▶ _Directions_
1/ Copy out the thread about the LAST build failure from "Dec 20, 2019, 9:18:58 PM12/20/19" to "as this one).".
2/ Using the thread about the LAST build failure, decide whether each statement agrees with it, and answer yes or no for each, quoting the deciding words: (a) On non-amd64 platforms, the build cannot find the immintrin.h header file. (b) LAST's use of SIMD requires SSE4.2. (c) David Eccles counts 22 other ports besides the official ones.

▶ _Page_
════

LAST build fails on non-amd64 platforms.

Charles Plessy

unread,

Dec 20, 2019, 9:18:58 PM12/20/19

to last-...@googlegroups.com, 946...@bugs.debian.org

[CCed to Debians' bug tracking system]

Hi Martin,

LAST fails to build on non-amd64 platforms, where it does not find
the immintrin.h header file.

We can either try to fix that (most likely relying on you to do it), or
restrict the builds to the amd64 platform (missing opportunities to find
portability bugs such as this one).

What would you prefer ?

Have a nice day,

Charles

--
Charles Plessy Akano, Uruma, Okinawa, Japan
Debian Med packaging team http://www.debian.org/devel/debian-med
Tooting from work, https://mastodon.technology/@charles_plessy
Tooting from home, https://framapiaf.org/@charles_plessy

mcf...@edu.k.u-tokyo.ac.jp

unread,

Dec 20, 2019, 9:37:01 PM12/20/19

to last-align

Hi Charles

that's because LAST now uses SIMD, which makes it faster, but requires SSE4.1.

Does it help to use x86intrin.h instead? I guess not.

What other platforms do you have? How important is it to support them?

Have a nice day,

Martin

David Eccles (gringer)

unread,

Dec 20, 2019, 10:36:54 PM12/20/19

to last-...@googlegroups.com

On 21.12.19 15:37, mcf...@edu.k.u-tokyo.ac.jp wrote:
> What other platforms do you have? How important is it to support them?

By my count, 9 official ports, 22 other ports:

https://www.debian.org/ports/

- David

Frith, Martin

unread,

Dec 23, 2019, 3:00:39 AM12/23/19

to David Eccles (gringer), last-align, ple...@debian.org

Thanks David for helping me understand what "platform" means here.

════

▶ _Supplied entries_
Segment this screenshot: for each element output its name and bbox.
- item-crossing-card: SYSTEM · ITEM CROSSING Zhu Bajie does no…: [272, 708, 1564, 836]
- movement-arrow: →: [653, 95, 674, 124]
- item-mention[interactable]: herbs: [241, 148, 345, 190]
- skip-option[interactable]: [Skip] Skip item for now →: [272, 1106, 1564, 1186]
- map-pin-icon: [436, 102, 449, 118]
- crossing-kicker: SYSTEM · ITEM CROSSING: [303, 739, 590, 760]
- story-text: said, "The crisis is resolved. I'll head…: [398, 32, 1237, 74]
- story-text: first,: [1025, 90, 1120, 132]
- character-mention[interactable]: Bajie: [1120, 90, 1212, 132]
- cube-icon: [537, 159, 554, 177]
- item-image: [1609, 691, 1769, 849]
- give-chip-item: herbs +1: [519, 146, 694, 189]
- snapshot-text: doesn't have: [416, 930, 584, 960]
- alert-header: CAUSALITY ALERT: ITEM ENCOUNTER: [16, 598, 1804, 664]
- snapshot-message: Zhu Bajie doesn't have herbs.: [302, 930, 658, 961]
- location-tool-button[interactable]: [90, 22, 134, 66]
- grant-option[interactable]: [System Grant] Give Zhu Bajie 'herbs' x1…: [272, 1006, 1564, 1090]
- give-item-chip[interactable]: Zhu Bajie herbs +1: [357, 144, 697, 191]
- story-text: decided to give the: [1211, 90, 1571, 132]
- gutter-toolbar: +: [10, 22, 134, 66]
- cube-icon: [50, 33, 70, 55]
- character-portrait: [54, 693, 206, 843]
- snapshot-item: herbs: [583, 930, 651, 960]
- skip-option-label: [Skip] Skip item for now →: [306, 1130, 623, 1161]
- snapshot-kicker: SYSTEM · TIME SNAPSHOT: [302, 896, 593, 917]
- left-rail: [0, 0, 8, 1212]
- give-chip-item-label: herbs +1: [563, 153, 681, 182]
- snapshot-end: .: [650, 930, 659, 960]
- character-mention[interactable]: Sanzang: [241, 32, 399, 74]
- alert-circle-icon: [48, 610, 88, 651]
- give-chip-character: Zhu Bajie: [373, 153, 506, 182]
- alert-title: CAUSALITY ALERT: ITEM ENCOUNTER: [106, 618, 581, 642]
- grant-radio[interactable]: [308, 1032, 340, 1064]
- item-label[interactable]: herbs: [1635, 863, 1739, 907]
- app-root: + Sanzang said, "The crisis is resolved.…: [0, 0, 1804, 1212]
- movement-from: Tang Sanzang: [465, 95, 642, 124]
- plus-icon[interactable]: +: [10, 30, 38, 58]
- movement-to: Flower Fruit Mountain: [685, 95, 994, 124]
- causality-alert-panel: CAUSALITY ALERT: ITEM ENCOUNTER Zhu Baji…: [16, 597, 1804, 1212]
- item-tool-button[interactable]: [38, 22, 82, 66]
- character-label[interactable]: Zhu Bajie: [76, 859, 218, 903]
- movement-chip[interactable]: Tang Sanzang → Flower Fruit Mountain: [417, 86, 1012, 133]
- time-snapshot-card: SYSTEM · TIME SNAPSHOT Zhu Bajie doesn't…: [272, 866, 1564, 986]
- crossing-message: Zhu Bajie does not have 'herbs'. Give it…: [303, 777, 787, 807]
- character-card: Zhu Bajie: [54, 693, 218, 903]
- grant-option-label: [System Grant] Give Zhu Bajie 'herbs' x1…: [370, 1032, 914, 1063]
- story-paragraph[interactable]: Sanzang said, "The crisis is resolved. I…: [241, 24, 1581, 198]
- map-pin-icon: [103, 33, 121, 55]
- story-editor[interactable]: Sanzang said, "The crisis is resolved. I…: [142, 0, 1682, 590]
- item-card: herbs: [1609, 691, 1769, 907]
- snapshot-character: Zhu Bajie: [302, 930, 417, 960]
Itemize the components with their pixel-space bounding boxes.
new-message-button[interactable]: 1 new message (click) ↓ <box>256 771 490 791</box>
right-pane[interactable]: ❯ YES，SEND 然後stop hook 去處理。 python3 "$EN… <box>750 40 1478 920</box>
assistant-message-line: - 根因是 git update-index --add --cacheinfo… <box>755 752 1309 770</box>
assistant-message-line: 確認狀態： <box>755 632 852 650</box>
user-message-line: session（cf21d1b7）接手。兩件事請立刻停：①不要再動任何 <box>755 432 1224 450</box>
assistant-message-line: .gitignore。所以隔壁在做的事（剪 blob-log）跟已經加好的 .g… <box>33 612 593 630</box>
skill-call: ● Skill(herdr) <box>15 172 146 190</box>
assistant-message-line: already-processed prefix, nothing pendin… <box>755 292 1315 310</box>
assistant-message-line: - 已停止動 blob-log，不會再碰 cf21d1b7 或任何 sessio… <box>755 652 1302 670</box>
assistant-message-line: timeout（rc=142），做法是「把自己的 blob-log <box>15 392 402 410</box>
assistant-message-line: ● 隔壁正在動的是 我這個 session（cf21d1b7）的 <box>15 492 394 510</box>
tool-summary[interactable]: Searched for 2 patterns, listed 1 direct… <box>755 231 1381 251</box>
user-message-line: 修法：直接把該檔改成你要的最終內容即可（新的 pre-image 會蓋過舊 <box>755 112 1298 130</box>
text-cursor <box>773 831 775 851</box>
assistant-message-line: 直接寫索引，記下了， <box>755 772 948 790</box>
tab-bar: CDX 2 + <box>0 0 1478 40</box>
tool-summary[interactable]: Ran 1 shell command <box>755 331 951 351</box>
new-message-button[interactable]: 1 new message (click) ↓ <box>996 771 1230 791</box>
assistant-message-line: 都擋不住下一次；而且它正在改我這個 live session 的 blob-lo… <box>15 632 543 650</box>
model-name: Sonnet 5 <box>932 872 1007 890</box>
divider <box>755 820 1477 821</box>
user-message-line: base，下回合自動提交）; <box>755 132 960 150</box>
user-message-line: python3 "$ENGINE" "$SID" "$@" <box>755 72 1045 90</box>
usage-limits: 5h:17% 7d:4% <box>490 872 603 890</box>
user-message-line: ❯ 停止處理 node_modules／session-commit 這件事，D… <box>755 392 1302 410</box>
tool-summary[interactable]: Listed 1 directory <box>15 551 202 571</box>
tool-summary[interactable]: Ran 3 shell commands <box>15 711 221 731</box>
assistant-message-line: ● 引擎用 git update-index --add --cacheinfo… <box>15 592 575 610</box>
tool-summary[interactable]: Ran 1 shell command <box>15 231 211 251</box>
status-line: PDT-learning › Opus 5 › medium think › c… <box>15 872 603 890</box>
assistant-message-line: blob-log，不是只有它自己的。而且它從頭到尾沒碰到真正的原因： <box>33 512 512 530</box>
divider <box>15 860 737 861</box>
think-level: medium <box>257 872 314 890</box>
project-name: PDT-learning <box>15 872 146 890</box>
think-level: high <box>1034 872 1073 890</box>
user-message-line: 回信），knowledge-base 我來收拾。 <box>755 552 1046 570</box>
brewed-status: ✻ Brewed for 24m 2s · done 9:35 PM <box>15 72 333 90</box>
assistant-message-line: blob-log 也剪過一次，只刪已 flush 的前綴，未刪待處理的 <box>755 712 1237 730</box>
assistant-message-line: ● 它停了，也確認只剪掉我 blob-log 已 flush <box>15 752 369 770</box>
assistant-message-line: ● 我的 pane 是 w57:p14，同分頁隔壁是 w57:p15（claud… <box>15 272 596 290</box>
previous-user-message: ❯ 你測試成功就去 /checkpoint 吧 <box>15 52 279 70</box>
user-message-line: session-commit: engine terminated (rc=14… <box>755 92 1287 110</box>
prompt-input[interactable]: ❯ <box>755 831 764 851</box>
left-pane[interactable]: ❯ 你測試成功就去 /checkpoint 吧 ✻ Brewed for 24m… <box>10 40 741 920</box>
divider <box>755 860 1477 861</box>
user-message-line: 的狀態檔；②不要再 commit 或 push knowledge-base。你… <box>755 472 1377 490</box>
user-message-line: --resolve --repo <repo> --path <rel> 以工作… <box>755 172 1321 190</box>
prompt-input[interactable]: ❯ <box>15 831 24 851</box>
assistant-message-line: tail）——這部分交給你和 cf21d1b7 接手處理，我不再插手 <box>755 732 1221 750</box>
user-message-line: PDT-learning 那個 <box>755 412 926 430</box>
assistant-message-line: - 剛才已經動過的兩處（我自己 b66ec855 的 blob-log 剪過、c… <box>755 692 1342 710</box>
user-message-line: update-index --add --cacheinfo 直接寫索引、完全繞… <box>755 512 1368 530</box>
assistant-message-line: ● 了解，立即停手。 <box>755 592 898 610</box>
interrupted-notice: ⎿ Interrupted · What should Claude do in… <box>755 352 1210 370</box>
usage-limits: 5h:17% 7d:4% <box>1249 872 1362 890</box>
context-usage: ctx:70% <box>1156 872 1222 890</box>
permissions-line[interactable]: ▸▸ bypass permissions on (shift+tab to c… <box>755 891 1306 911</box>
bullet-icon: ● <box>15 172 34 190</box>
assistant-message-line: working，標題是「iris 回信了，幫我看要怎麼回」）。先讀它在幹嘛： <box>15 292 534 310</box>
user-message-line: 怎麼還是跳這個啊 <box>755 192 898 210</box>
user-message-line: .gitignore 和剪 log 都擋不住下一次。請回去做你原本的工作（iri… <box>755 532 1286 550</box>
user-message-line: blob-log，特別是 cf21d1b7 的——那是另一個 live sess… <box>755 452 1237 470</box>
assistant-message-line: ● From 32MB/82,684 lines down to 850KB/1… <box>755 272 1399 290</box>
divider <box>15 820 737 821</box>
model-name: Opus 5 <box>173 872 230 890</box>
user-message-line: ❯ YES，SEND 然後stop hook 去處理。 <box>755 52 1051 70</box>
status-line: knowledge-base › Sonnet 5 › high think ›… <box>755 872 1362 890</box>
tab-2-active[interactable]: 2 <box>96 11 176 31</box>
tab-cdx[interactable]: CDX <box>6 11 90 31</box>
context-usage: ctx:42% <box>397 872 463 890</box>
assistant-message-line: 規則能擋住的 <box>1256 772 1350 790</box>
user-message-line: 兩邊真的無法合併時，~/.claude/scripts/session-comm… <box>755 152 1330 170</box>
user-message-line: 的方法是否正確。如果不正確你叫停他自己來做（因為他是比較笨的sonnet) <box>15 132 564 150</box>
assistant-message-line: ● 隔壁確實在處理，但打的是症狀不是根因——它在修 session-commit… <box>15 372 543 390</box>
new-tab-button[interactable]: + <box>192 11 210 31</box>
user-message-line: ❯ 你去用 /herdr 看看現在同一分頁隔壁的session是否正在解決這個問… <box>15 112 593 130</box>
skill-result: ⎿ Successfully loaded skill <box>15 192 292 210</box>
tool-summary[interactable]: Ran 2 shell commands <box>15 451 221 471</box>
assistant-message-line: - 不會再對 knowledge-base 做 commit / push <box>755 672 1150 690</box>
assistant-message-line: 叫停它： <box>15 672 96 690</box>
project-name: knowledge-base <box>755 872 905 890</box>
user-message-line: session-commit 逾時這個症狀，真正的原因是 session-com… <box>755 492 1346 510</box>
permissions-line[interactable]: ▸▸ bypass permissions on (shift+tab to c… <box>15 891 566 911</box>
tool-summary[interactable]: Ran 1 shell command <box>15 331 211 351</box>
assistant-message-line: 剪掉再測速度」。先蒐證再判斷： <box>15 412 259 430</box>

════

▶ _Solution set_
1/
Dec 20, 2019, 9:18:58 PM12/20/19

to last-...@googlegroups.com, 946...@bugs.debian.org

[CCed to Debians' bug tracking system]

Hi Martin,

LAST fails to build on non-amd64 platforms, where it does not find
the immintrin.h header file.

We can either try to fix that (most likely relying on you to do it), or
restrict the builds to the amd64 platform (missing opportunities to find
portability bugs such as this one).

2/
(a) Yes: "where it does not find the immintrin.h header file."
(b) No: "requires SSE4.1."
(c) Yes: "9 official ports, 22 other ports"